» A block of data
════════════════
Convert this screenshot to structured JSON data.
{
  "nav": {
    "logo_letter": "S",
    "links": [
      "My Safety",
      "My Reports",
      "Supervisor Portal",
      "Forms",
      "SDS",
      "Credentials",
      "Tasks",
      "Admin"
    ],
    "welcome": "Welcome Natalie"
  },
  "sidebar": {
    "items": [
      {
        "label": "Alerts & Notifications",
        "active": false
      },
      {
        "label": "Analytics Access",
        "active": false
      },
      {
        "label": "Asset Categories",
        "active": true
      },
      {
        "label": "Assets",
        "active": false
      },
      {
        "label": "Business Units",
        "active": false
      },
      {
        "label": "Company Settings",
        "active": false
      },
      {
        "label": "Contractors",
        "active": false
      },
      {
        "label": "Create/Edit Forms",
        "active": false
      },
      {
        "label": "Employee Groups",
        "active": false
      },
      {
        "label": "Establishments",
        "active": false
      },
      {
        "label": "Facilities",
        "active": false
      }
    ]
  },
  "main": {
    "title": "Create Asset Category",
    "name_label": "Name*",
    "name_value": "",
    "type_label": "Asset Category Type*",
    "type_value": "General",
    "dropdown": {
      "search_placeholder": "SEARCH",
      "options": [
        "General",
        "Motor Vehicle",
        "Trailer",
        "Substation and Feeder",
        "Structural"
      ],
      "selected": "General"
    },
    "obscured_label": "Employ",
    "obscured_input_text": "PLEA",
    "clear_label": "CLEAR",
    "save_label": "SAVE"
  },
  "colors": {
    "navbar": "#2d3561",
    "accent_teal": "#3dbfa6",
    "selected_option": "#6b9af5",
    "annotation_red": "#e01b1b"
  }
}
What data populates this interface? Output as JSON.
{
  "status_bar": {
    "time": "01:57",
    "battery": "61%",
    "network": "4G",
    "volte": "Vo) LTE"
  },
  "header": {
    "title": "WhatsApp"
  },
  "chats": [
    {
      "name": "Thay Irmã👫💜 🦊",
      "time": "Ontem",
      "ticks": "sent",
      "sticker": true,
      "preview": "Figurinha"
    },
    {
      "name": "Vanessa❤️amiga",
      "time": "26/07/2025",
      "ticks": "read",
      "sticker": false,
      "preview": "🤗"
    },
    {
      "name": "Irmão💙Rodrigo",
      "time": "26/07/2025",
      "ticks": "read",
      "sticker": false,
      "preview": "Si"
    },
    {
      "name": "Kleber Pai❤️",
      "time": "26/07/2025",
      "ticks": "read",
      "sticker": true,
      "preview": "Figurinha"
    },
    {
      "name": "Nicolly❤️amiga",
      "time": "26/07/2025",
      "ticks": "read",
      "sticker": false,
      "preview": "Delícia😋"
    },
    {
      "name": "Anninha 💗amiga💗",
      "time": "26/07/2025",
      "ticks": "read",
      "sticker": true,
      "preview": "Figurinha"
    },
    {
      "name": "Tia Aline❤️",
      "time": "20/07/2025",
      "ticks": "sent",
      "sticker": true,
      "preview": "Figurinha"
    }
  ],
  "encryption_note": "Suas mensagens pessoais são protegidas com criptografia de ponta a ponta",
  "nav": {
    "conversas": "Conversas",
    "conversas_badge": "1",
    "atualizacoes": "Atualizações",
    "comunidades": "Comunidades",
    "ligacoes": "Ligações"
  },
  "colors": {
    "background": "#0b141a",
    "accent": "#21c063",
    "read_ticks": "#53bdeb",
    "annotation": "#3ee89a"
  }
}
════════════════
Make an exact copy of the records.

» Expected output
Convert this screenshot to structured JSON data.
{
  "nav": {
    "logo_letter": "S",
    "links": [
      "My Safety",
      "My Reports",
      "Supervisor Portal",
      "Forms",
      "SDS",
      "Credentials",
      "Tasks",
      "Admin"
    ],
    "welcome": "Welcome Natalie"
  },
  "sidebar": {
    "items": [
      {
        "label": "Alerts & Notifications",
        "active": false
      },
      {
        "label": "Analytics Access",
        "active": false
      },
      {
        "label": "Asset Categories",
        "active": true
      },
      {
        "label": "Assets",
        "active": false
      },
      {
        "label": "Business Units",
        "active": false
      },
      {
        "label": "Company Settings",
        "active": false
      },
      {
        "label": "Contractors",
        "active": false
      },
      {
        "label": "Create/Edit Forms",
        "active": false
      },
      {
        "label": "Employee Groups",
        "active": false
      },
      {
        "label": "Establishments",
        "active": false
      },
      {
        "label": "Facilities",
        "active": false
      }
    ]
  },
  "main": {
    "title": "Create Asset Category",
    "name_label": "Name*",
    "name_value": "",
    "type_label": "Asset Category Type*",
    "type_value": "General",
    "dropdown": {
      "search_placeholder": "SEARCH",
      "options": [
        "General",
        "Motor Vehicle",
        "Trailer",
        "Substation and Feeder",
        "Structural"
      ],
      "selected": "General"
    },
    "obscured_label": "Employ",
    "obscured_input_text": "PLEA",
    "clear_label": "CLEAR",
    "save_label": "SAVE"
  },
  "colors": {
    "navbar": "#2d3561",
    "accent_teal": "#3dbfa6",
    "selected_option": "#6b9af5",
    "annotation_red": "#e01b1b"
  }
}
What data populates this interface? Output as JSON.
{
  "status_bar": {
    "time": "01:57",
    "battery": "61%",
    "network": "4G",
    "volte": "Vo) LTE"
  },
  "header": {
    "title": "WhatsApp"
  },
  "chats": [
    {
      "name": "Thay Irmã👫💜 🦊",
      "time": "Ontem",
      "ticks": "sent",
      "sticker": true,
      "preview": "Figurinha"
    },
    {
      "name": "Vanessa❤️amiga",
      "time": "26/07/2025",
      "ticks": "read",
      "sticker": false,
      "preview": "🤗"
    },
    {
      "name": "Irmão💙Rodrigo",
      "time": "26/07/2025",
      "ticks": "read",
      "sticker": false,
      "preview": "Si"
    },
    {
      "name": "Kleber Pai❤️",
      "time": "26/07/2025",
      "ticks": "read",
      "sticker": true,
      "preview": "Figurinha"
    },
    {
      "name": "Nicolly❤️amiga",
      "time": "26/07/2025",
      "ticks": "read",
      "sticker": false,
      "preview": "Delícia😋"
    },
    {
      "name": "Anninha 💗amiga💗",
      "time": "26/07/2025",
      "ticks": "read",
      "sticker": true,
      "preview": "Figurinha"
    },
    {
      "name": "Tia Aline❤️",
      "time": "20/07/2025",
      "ticks": "sent",
      "sticker": true,
      "preview": "Figurinha"
    }
  ],
  "encryption_note": "Suas mensagens pessoais são protegidas com criptografia de ponta a ponta",
  "nav": {
    "conversas": "Conversas",
    "conversas_badge": "1",
    "atualizacoes": "Atualizações",
    "comunidades": "Comunidades",
    "ligacoes": "Ligações"
  },
  "colors": {
    "background": "#0b141a",
    "accent": "#21c063",
    "read_ticks": "#53bdeb",
    "annotation": "#3ee89a"
  }
}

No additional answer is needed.